From the listing below, extract every line in which the word "Jones" appears.

Data records:
******

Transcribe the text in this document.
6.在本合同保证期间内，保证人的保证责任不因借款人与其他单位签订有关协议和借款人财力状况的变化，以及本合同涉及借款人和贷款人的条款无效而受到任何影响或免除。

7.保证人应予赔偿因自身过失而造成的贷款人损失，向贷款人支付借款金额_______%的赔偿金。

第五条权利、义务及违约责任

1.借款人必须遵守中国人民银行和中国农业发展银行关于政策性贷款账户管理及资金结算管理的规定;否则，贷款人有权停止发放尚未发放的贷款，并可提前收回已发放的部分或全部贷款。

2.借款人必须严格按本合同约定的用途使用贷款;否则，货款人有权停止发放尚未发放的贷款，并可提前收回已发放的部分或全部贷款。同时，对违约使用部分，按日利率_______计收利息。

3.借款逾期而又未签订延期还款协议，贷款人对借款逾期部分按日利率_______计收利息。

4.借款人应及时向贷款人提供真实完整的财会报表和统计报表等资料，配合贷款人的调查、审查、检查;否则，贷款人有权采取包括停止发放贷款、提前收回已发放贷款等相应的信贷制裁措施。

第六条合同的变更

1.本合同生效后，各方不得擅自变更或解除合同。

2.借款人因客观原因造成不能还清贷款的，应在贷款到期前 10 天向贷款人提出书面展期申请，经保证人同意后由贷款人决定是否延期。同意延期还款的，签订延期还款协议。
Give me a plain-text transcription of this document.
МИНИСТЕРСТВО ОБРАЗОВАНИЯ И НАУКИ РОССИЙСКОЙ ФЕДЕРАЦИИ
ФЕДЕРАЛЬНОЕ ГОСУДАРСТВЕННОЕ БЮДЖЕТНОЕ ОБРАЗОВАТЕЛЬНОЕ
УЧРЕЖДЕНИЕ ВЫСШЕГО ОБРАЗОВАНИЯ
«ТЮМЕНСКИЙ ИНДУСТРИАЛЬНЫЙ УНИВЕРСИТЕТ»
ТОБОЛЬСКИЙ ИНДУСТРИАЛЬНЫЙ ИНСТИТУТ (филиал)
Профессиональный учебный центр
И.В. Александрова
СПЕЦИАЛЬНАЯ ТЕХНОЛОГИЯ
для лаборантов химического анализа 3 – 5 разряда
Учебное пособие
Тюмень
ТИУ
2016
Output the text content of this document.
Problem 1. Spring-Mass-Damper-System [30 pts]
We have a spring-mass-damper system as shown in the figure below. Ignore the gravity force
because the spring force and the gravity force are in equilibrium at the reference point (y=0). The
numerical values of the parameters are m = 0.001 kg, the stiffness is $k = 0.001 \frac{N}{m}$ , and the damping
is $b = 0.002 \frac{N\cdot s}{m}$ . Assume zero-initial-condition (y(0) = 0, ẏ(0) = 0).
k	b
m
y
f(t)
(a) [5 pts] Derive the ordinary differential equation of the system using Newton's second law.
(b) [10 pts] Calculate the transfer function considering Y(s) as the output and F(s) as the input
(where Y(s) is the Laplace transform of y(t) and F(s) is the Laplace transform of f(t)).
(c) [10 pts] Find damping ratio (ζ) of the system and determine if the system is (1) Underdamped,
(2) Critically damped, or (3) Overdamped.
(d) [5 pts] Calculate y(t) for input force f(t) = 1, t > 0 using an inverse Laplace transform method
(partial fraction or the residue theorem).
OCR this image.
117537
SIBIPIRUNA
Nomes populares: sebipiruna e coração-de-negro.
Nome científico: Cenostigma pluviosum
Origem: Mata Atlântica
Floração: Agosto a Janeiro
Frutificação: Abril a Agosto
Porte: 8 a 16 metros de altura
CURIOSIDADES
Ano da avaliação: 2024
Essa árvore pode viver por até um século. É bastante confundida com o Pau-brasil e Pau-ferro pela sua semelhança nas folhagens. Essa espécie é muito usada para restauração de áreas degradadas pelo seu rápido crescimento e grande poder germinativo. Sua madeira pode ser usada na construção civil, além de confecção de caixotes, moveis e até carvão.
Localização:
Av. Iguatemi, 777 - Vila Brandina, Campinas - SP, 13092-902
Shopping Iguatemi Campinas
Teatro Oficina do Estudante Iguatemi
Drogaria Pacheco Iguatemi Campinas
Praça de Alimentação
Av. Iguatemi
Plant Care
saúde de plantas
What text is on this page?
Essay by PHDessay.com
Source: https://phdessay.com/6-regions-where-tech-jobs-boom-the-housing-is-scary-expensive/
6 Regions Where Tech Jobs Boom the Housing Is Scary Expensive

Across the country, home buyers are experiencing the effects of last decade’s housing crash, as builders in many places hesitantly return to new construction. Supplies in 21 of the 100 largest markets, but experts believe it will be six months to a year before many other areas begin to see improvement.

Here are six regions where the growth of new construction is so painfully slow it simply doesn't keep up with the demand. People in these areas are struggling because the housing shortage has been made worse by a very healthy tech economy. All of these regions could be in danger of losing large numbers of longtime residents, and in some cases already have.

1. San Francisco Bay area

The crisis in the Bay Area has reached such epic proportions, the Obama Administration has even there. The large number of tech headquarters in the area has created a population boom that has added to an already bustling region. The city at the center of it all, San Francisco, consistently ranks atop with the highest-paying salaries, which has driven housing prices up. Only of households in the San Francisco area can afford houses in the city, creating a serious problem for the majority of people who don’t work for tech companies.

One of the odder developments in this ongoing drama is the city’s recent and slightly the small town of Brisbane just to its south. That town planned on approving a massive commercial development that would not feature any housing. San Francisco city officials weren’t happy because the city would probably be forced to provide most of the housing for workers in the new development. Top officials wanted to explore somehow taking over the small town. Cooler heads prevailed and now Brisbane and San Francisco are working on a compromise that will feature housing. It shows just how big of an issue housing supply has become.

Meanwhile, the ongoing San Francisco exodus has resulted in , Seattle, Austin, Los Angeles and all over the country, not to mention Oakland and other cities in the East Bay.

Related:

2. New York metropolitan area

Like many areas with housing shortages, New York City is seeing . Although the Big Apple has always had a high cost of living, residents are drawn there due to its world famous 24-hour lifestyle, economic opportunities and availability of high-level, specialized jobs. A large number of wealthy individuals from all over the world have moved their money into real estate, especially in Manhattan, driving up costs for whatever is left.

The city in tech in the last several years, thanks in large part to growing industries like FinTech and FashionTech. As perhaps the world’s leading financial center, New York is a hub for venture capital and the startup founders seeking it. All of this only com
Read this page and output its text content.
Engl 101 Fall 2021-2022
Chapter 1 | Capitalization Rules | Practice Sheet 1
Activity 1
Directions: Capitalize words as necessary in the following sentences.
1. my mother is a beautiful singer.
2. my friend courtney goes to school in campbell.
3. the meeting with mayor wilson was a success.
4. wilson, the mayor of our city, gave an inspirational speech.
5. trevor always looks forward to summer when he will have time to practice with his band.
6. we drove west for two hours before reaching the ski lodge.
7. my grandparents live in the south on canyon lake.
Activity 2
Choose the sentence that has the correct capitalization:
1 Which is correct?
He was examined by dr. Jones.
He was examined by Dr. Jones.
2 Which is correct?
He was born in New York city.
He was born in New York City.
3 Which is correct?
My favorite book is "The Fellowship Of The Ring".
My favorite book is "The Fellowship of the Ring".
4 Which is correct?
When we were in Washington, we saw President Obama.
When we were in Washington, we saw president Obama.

******

• [THE RESULT]:
He was examined by dr. Jones.
He was examined by Dr. Jones.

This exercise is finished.